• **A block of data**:

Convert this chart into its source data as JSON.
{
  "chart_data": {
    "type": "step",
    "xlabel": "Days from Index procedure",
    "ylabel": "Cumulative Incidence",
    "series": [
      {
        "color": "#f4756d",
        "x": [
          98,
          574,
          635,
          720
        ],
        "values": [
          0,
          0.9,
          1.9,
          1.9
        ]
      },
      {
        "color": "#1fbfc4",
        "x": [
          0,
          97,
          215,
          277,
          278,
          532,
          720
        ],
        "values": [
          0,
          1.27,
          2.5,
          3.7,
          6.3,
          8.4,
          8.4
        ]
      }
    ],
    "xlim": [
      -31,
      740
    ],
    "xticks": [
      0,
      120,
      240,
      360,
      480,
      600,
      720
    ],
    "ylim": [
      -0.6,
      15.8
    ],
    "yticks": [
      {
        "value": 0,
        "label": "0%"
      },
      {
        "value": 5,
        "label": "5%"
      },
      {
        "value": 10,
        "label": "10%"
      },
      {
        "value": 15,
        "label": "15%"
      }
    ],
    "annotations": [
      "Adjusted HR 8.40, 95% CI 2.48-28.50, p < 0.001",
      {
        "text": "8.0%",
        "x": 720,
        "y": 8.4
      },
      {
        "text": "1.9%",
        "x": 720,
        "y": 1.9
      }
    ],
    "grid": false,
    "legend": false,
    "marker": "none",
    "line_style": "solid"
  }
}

• **GOAL**:
Set down every record above exactly as given.

• **TASK ANSWER**:
Convert this chart into its source data as JSON.
{
  "chart_data": {
    "type": "step",
    "xlabel": "Days from Index procedure",
    "ylabel": "Cumulative Incidence",
    "series": [
      {
        "color": "#f4756d",
        "x": [
          98,
          574,
          635,
          720
        ],
        "values": [
          0,
          0.9,
          1.9,
          1.9
        ]
      },
      {
        "color": "#1fbfc4",
        "x": [
          0,
          97,
          215,
          277,
          278,
          532,
          720
        ],
        "values": [
          0,
          1.27,
          2.5,
          3.7,
          6.3,
          8.4,
          8.4
        ]
      }
    ],
    "xlim": [
      -31,
      740
    ],
    "xticks": [
      0,
      120,
      240,
      360,
      480,
      600,
      720
    ],
    "ylim": [
      -0.6,
      15.8
    ],
    "yticks": [
      {
        "value": 0,
        "label": "0%"
      },
      {
        "value": 5,
        "label": "5%"
      },
      {
        "value": 10,
        "label": "10%"
      },
      {
        "value": 15,
        "label": "15%"
      }
    ],
    "annotations": [
      "Adjusted HR 8.40, 95% CI 2.48-28.50, p < 0.001",
      {
        "text": "8.0%",
        "x": 720,
        "y": 8.4
      },
      {
        "text": "1.9%",
        "x": 720,
        "y": 1.9
      }
    ],
    "grid": false,
    "legend": false,
    "marker": "none",
    "line_style": "solid"
  }
}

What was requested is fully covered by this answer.